*** Supplied text ***

You write "transaction", but Unix filesystems don't know anything about any transactions from the application's point of view. To them it's just a bunch of write(2) calls. How is a ZFS snapshot going to make sure that it snapshots the state either before or after what an application considers a "transaction", but implements with a sequence of write(2), fsync(2) etc. calls?
(EDIT: The rest of this paragraph is rescinded. See [1]) If an application uses SQLite, BerkeleyDB etc., then you don't need ZFS. XFS will be sufficient (and maybe even better?). If an application doesn't use any transaction-processing library ("database"), then I don't see how filesystem snapshots fix anything here --- you still can get an intermediate state in a snapshot.

*** End of Supplied text ***

◆ **Directions for this task**
Continue the comment about ZFS snapshots and application-level transactions, picking up after its last sentence.

*** Available data ***

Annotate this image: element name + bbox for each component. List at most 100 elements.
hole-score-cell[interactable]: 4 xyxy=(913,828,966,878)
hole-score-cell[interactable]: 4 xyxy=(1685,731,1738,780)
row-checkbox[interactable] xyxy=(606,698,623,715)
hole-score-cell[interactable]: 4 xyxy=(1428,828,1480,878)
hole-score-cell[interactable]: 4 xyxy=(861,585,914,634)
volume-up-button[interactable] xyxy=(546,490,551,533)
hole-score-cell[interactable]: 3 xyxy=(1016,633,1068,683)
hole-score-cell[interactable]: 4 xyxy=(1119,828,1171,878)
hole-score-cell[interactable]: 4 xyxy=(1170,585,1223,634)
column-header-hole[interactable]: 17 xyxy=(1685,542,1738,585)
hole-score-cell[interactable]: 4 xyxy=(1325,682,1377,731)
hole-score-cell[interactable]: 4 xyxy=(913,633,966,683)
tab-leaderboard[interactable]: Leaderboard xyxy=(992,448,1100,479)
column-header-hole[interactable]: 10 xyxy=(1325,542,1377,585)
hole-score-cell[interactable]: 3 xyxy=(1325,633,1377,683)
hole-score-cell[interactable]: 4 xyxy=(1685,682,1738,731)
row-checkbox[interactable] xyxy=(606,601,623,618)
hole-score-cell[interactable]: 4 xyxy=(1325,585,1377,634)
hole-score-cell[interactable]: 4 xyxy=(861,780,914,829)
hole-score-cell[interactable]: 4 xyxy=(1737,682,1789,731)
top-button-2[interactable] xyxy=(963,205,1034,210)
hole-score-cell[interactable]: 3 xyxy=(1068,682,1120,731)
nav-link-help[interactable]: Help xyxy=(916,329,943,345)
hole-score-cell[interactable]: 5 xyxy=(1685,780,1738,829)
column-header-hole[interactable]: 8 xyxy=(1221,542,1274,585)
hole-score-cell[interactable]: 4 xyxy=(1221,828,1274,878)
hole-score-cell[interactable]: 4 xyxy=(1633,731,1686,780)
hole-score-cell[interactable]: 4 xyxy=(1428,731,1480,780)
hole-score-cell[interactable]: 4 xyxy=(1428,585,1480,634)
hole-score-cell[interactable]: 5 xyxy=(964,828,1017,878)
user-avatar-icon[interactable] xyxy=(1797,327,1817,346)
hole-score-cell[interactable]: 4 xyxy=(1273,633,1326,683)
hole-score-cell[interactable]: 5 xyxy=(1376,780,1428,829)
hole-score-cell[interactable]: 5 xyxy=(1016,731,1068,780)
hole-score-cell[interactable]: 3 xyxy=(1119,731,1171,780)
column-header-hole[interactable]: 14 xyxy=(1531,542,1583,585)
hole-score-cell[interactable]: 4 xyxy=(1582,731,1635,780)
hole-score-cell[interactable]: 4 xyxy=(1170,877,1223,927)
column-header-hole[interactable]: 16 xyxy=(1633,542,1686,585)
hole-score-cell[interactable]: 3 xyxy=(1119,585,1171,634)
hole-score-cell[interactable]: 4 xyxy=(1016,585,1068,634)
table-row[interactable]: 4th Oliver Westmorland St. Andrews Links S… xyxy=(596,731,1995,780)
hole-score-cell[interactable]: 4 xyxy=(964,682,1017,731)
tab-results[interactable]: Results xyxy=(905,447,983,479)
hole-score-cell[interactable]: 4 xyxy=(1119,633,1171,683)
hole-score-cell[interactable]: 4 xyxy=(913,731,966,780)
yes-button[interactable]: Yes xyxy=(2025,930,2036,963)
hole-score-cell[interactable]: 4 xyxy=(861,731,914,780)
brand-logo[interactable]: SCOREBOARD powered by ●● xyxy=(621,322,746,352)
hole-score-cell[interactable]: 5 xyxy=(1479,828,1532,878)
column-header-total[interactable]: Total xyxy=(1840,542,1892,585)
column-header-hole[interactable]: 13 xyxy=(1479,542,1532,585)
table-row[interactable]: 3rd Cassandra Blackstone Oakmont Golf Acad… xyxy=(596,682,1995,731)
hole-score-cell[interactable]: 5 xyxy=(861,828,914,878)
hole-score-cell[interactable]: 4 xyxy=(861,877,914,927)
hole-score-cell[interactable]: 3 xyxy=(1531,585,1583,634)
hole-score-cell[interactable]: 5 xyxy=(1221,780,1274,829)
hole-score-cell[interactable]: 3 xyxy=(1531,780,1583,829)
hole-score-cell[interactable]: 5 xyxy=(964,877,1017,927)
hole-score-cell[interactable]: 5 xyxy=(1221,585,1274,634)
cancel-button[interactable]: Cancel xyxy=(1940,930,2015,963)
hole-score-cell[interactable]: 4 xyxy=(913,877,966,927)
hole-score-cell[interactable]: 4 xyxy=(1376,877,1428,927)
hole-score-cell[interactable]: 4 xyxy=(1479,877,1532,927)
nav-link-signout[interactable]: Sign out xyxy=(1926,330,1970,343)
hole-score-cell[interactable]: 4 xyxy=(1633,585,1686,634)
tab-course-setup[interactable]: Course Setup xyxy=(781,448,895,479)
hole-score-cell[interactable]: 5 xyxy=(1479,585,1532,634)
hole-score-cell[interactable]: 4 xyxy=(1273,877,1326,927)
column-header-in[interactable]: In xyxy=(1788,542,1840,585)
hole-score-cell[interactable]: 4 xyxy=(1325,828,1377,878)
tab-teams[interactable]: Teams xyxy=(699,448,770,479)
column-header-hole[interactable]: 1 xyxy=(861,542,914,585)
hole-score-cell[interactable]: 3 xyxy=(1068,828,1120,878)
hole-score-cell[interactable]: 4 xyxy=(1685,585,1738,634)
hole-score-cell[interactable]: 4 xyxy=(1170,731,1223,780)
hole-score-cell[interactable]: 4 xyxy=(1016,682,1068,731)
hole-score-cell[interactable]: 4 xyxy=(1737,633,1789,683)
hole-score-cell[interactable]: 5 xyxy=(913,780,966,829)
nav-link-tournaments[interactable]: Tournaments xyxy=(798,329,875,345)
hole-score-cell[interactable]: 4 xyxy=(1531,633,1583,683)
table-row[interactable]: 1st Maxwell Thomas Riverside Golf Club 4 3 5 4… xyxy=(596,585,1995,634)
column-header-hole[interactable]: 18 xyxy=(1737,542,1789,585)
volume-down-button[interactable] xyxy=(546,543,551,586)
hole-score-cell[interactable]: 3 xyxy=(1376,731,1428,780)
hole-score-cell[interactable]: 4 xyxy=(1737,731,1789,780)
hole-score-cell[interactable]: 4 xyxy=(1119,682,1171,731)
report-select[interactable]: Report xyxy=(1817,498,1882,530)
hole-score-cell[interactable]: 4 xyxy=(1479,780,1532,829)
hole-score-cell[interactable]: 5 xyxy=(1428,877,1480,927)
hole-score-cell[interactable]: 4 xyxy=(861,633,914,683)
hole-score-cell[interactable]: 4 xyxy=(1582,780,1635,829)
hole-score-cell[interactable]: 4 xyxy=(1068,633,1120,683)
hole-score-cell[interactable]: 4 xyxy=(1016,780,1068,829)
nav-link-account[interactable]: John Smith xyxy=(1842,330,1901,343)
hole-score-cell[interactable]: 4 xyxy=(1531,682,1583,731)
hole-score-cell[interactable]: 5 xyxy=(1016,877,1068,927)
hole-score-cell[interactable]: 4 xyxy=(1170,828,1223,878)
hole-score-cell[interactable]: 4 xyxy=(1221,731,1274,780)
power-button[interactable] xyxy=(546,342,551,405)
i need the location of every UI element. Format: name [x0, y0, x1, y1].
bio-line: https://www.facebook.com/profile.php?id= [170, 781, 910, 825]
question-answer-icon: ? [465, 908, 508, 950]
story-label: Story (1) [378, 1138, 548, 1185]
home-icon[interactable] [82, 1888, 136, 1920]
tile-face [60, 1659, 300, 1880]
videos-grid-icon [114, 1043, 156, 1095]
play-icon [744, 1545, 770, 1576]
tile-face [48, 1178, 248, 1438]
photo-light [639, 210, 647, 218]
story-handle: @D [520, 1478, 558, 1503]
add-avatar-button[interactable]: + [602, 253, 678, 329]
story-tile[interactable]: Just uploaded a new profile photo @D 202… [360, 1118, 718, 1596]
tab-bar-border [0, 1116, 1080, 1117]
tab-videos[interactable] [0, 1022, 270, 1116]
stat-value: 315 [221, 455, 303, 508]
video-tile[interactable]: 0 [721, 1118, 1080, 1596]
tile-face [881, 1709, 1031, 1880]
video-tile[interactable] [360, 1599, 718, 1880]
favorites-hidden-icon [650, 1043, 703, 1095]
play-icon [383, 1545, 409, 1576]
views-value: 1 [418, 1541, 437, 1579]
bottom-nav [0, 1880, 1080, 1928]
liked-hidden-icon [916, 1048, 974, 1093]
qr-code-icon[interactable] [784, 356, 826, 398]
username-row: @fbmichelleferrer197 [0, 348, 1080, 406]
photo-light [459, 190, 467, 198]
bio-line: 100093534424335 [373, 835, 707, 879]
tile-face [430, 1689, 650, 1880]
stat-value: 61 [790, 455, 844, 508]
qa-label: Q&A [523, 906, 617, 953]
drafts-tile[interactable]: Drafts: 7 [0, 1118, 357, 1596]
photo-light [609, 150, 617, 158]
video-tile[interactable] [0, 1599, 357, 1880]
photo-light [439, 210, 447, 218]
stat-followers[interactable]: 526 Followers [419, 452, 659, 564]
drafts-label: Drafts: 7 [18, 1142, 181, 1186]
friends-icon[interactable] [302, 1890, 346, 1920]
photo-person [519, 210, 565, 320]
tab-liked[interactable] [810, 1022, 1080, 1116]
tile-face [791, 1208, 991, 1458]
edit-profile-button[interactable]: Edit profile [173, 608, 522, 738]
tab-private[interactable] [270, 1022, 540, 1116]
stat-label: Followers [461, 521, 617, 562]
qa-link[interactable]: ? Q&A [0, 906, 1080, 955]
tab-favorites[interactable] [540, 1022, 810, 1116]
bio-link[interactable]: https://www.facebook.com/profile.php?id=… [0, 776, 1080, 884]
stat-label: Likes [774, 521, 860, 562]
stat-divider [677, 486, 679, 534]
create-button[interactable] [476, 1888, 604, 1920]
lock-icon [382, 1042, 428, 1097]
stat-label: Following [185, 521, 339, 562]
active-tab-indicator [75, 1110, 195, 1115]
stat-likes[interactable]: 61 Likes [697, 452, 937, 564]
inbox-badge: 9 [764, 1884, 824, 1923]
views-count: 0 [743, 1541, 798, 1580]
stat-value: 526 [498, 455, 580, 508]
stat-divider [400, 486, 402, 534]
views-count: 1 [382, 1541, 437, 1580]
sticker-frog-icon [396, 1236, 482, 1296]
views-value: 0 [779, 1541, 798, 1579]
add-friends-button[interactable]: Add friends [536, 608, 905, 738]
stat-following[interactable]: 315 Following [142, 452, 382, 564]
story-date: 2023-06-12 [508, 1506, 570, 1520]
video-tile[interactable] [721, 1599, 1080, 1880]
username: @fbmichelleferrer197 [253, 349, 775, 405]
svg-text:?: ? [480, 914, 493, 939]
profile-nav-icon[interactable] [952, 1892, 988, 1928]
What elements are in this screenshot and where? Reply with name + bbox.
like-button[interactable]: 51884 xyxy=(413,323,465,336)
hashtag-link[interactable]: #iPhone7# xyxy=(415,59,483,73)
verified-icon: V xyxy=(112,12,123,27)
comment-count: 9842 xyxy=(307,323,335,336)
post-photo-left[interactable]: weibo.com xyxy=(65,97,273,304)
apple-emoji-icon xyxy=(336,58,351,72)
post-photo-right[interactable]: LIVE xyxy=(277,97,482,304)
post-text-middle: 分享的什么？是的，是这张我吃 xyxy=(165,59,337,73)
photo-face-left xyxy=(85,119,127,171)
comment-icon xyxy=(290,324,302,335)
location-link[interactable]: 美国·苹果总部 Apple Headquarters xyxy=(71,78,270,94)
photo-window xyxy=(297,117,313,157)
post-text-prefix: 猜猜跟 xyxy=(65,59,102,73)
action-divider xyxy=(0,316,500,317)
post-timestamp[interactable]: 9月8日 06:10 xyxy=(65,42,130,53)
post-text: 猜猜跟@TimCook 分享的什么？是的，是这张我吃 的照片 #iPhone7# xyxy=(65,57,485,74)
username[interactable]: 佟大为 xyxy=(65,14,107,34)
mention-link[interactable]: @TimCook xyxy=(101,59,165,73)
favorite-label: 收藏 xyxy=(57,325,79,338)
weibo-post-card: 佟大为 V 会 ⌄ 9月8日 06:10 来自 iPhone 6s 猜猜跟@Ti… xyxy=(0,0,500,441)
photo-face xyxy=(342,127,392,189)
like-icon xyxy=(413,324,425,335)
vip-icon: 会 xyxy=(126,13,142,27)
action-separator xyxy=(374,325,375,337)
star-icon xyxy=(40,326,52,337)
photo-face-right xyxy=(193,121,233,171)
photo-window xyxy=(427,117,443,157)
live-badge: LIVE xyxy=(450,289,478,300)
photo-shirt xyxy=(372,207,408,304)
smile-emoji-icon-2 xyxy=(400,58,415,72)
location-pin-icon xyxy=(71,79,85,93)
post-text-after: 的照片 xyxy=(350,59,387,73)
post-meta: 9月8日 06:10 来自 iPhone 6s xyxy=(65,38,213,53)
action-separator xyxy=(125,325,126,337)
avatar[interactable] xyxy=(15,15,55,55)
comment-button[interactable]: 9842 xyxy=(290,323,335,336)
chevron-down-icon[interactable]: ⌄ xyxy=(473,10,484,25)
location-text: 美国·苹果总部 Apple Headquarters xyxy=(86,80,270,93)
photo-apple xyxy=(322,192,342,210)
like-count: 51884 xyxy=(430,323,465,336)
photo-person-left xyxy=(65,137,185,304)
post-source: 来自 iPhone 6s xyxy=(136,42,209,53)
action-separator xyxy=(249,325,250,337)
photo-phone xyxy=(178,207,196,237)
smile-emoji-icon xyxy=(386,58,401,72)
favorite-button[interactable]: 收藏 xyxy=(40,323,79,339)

*** End of Available data ***

◆ **Final answer**
As far as I understand, the only thing snapshots make sure of is that you're looking at a consistent state of a filesystem from the point of view of the filesystem, so e.g. if there was a sequence of operations "remove file a/b", "create file c/d", then you're not going to record a state with both files "a/b" and "c/d" present --- something that could happen with a backup tool not using filesystem snapshots, if it reads directory "a" first and directory "c" second. But there are no assurances about application transactions. So if KeePassXC has a bug, then if there is a sequence of operations "remove password A", "add password B", then a backup tool may pick up a version of KeePassXC database which is going to contain both passwords A and B, even if the backup tool uses filesystem snapshots.
[1]: At first I didn't get the example from TFA about Firefox and SQLite, but I've reconsidered and it makes sense now. I'll still say that you may get an intermediate state in a snapshot. However, snapshot prevents some classes of inconsistencies (though not all). Call me convinced about ZFS.